* _Task directions_
The full listing below should be printed word for word.

* _Materials provided_
○ ○ ○
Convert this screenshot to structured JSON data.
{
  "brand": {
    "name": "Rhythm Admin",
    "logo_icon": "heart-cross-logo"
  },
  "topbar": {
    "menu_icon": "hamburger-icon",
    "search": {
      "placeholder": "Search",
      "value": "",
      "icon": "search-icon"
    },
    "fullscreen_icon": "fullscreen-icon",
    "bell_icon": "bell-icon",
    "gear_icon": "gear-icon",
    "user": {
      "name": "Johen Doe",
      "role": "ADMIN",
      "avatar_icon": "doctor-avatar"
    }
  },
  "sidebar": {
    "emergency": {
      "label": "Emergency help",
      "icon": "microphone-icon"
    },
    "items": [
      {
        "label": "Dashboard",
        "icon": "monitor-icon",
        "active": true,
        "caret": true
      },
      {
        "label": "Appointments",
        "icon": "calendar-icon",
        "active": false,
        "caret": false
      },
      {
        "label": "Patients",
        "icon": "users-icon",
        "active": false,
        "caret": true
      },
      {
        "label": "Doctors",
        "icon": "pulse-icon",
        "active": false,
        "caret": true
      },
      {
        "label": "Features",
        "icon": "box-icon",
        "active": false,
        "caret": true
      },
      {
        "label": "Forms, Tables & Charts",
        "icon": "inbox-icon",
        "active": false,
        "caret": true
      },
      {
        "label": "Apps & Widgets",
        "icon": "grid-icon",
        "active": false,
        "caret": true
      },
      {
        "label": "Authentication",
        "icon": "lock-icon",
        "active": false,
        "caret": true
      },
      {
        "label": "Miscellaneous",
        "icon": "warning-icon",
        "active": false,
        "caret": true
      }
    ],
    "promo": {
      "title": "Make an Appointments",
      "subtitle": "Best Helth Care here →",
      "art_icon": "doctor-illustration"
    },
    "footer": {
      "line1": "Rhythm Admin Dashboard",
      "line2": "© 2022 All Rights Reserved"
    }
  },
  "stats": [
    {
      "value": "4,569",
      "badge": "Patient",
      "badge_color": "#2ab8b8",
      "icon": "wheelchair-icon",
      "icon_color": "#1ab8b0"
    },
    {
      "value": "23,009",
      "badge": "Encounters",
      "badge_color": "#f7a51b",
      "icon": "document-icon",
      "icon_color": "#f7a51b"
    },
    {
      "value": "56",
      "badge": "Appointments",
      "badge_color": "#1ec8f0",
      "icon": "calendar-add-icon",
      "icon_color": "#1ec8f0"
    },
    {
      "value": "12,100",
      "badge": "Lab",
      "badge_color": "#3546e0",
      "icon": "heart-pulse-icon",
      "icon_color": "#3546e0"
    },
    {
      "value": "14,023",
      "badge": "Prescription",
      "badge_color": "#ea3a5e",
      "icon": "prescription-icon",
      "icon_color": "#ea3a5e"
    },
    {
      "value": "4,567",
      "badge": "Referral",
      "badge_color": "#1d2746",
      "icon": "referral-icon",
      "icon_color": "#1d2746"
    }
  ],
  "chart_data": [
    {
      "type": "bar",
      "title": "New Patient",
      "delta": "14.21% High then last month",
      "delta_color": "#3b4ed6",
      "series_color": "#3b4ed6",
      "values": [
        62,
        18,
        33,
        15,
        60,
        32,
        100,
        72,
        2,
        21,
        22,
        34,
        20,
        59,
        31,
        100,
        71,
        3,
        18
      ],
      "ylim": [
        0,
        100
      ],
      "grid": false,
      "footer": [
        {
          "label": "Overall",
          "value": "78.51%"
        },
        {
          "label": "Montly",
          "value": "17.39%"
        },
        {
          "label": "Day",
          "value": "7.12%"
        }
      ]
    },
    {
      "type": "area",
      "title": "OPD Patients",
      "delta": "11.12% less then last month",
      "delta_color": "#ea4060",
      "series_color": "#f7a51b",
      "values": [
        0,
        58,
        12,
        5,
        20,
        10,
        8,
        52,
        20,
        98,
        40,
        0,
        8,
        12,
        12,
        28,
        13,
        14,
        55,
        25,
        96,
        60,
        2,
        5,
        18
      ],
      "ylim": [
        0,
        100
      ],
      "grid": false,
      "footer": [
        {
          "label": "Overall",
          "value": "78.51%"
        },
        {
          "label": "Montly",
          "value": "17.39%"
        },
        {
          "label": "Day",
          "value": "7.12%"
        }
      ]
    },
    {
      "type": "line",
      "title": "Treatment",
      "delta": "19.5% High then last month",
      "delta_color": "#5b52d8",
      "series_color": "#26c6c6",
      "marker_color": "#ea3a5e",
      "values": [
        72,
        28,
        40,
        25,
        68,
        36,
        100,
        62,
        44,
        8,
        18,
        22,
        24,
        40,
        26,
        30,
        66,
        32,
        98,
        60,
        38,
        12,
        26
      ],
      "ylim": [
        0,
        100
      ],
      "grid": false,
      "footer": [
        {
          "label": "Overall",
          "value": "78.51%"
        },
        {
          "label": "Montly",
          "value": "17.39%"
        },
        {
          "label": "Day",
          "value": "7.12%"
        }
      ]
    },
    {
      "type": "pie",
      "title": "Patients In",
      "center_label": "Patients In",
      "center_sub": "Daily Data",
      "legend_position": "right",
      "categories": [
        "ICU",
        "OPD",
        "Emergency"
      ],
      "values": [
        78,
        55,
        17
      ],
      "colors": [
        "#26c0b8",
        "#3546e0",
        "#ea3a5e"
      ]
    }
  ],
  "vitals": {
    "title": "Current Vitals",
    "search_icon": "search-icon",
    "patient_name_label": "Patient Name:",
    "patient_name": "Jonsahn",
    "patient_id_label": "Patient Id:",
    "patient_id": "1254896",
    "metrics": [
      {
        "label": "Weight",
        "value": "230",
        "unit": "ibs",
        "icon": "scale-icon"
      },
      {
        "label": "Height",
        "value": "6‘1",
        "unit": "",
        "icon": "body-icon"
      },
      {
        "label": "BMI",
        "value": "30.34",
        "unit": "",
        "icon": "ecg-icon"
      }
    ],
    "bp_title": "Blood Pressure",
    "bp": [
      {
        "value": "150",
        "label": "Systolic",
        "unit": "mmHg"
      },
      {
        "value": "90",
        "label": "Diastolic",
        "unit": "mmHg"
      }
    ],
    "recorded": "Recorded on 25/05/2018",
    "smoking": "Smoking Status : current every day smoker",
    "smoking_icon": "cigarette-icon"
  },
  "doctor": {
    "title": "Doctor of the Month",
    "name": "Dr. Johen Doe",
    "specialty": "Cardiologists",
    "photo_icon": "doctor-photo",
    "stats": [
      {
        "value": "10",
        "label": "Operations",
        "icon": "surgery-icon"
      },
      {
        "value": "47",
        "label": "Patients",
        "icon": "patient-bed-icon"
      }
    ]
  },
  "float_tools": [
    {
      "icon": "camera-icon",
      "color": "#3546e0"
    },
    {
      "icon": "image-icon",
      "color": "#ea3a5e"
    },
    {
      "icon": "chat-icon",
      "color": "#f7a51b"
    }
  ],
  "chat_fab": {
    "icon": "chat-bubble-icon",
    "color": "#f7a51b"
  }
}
○ ○ ○
* _Output_
Convert this screenshot to structured JSON data.
{
  "brand": {
    "name": "Rhythm Admin",
    "logo_icon": "heart-cross-logo"
  },
  "topbar": {
    "menu_icon": "hamburger-icon",
    "search": {
      "placeholder": "Search",
      "value": "",
      "icon": "search-icon"
    },
    "fullscreen_icon": "fullscreen-icon",
    "bell_icon": "bell-icon",
    "gear_icon": "gear-icon",
    "user": {
      "name": "Johen Doe",
      "role": "ADMIN",
      "avatar_icon": "doctor-avatar"
    }
  },
  "sidebar": {
    "emergency": {
      "label": "Emergency help",
      "icon": "microphone-icon"
    },
    "items": [
      {
        "label": "Dashboard",
        "icon": "monitor-icon",
        "active": true,
        "caret": true
      },
      {
        "label": "Appointments",
        "icon": "calendar-icon",
        "active": false,
        "caret": false
      },
      {
        "label": "Patients",
        "icon": "users-icon",
        "active": false,
        "caret": true
      },
      {
        "label": "Doctors",
        "icon": "pulse-icon",
        "active": false,
        "caret": true
      },
      {
        "label": "Features",
        "icon": "box-icon",
        "active": false,
        "caret": true
      },
      {
        "label": "Forms, Tables & Charts",
        "icon": "inbox-icon",
        "active": false,
        "caret": true
      },
      {
        "label": "Apps & Widgets",
        "icon": "grid-icon",
        "active": false,
        "caret": true
      },
      {
        "label": "Authentication",
        "icon": "lock-icon",
        "active": false,
        "caret": true
      },
      {
        "label": "Miscellaneous",
        "icon": "warning-icon",
        "active": false,
        "caret": true
      }
    ],
    "promo": {
      "title": "Make an Appointments",
      "subtitle": "Best Helth Care here →",
      "art_icon": "doctor-illustration"
    },
    "footer": {
      "line1": "Rhythm Admin Dashboard",
      "line2": "© 2022 All Rights Reserved"
    }
  },
  "stats": [
    {
      "value": "4,569",
      "badge": "Patient",
      "badge_color": "#2ab8b8",
      "icon": "wheelchair-icon",
      "icon_color": "#1ab8b0"
    },
    {
      "value": "23,009",
      "badge": "Encounters",
      "badge_color": "#f7a51b",
      "icon": "document-icon",
      "icon_color": "#f7a51b"
    },
    {
      "value": "56",
      "badge": "Appointments",
      "badge_color": "#1ec8f0",
      "icon": "calendar-add-icon",
      "icon_color": "#1ec8f0"
    },
    {
      "value": "12,100",
      "badge": "Lab",
      "badge_color": "#3546e0",
      "icon": "heart-pulse-icon",
      "icon_color": "#3546e0"
    },
    {
      "value": "14,023",
      "badge": "Prescription",
      "badge_color": "#ea3a5e",
      "icon": "prescription-icon",
      "icon_color": "#ea3a5e"
    },
    {
      "value": "4,567",
      "badge": "Referral",
      "badge_color": "#1d2746",
      "icon": "referral-icon",
      "icon_color": "#1d2746"
    }
  ],
  "chart_data": [
    {
      "type": "bar",
      "title": "New Patient",
      "delta": "14.21% High then last month",
      "delta_color": "#3b4ed6",
      "series_color": "#3b4ed6",
      "values": [
        62,
        18,
        33,
        15,
        60,
        32,
        100,
        72,
        2,
        21,
        22,
        34,
        20,
        59,
        31,
        100,
        71,
        3,
        18
      ],
      "ylim": [
        0,
        100
      ],
      "grid": false,
      "footer": [
        {
          "label": "Overall",
          "value": "78.51%"
        },
        {
          "label": "Montly",
          "value": "17.39%"
        },
        {
          "label": "Day",
          "value": "7.12%"
        }
      ]
    },
    {
      "type": "area",
      "title": "OPD Patients",
      "delta": "11.12% less then last month",
      "delta_color": "#ea4060",
      "series_color": "#f7a51b",
      "values": [
        0,
        58,
        12,
        5,
        20,
        10,
        8,
        52,
        20,
        98,
        40,
        0,
        8,
        12,
        12,
        28,
        13,
        14,
        55,
        25,
        96,
        60,
        2,
        5,
        18
      ],
      "ylim": [
        0,
        100
      ],
      "grid": false,
      "footer": [
        {
          "label": "Overall",
          "value": "78.51%"
        },
        {
          "label": "Montly",
          "value": "17.39%"
        },
        {
          "label": "Day",
          "value": "7.12%"
        }
      ]
    },
    {
      "type": "line",
      "title": "Treatment",
      "delta": "19.5% High then last month",
      "delta_color": "#5b52d8",
      "series_color": "#26c6c6",
      "marker_color": "#ea3a5e",
      "values": [
        72,
        28,
        40,
        25,
        68,
        36,
        100,
        62,
        44,
        8,
        18,
        22,
        24,
        40,
        26,
        30,
        66,
        32,
        98,
        60,
        38,
        12,
        26
      ],
      "ylim": [
        0,
        100
      ],
      "grid": false,
      "footer": [
        {
          "label": "Overall",
          "value": "78.51%"
        },
        {
          "label": "Montly",
          "value": "17.39%"
        },
        {
          "label": "Day",
          "value": "7.12%"
        }
      ]
    },
    {
      "type": "pie",
      "title": "Patients In",
      "center_label": "Patients In",
      "center_sub": "Daily Data",
      "legend_position": "right",
      "categories": [
        "ICU",
        "OPD",
        "Emergency"
      ],
      "values": [
        78,
        55,
        17
      ],
      "colors": [
        "#26c0b8",
        "#3546e0",
        "#ea3a5e"
      ]
    }
  ],
  "vitals": {
    "title": "Current Vitals",
    "search_icon": "search-icon",
    "patient_name_label": "Patient Name:",
    "patient_name": "Jonsahn",
    "patient_id_label": "Patient Id:",
    "patient_id": "1254896",
    "metrics": [
      {
        "label": "Weight",
        "value": "230",
        "unit": "ibs",
        "icon": "scale-icon"
      },
      {
        "label": "Height",
        "value": "6‘1",
        "unit": "",
        "icon": "body-icon"
      },
      {
        "label": "BMI",
        "value": "30.34",
        "unit": "",
        "icon": "ecg-icon"
      }
    ],
    "bp_title": "Blood Pressure",
    "bp": [
      {
        "value": "150",
        "label": "Systolic",
        "unit": "mmHg"
      },
      {
        "value": "90",
        "label": "Diastolic",
        "unit": "mmHg"
      }
    ],
    "recorded": "Recorded on 25/05/2018",
    "smoking": "Smoking Status : current every day smoker",
    "smoking_icon": "cigarette-icon"
  },
  "doctor": {
    "title": "Doctor of the Month",
    "name": "Dr. Johen Doe",
    "specialty": "Cardiologists",
    "photo_icon": "doctor-photo",
    "stats": [
      {
        "value": "10",
        "label": "Operations",
        "icon": "surgery-icon"
      },
      {
        "value": "47",
        "label": "Patients",
        "icon": "patient-bed-icon"
      }
    ]
  },
  "float_tools": [
    {
      "icon": "camera-icon",
      "color": "#3546e0"
    },
    {
      "icon": "image-icon",
      "color": "#ea3a5e"
    },
    {
      "icon": "chat-icon",
      "color": "#f7a51b"
    }
  ],
  "chat_fab": {
    "icon": "chat-bubble-icon",
    "color": "#f7a51b"
  }
}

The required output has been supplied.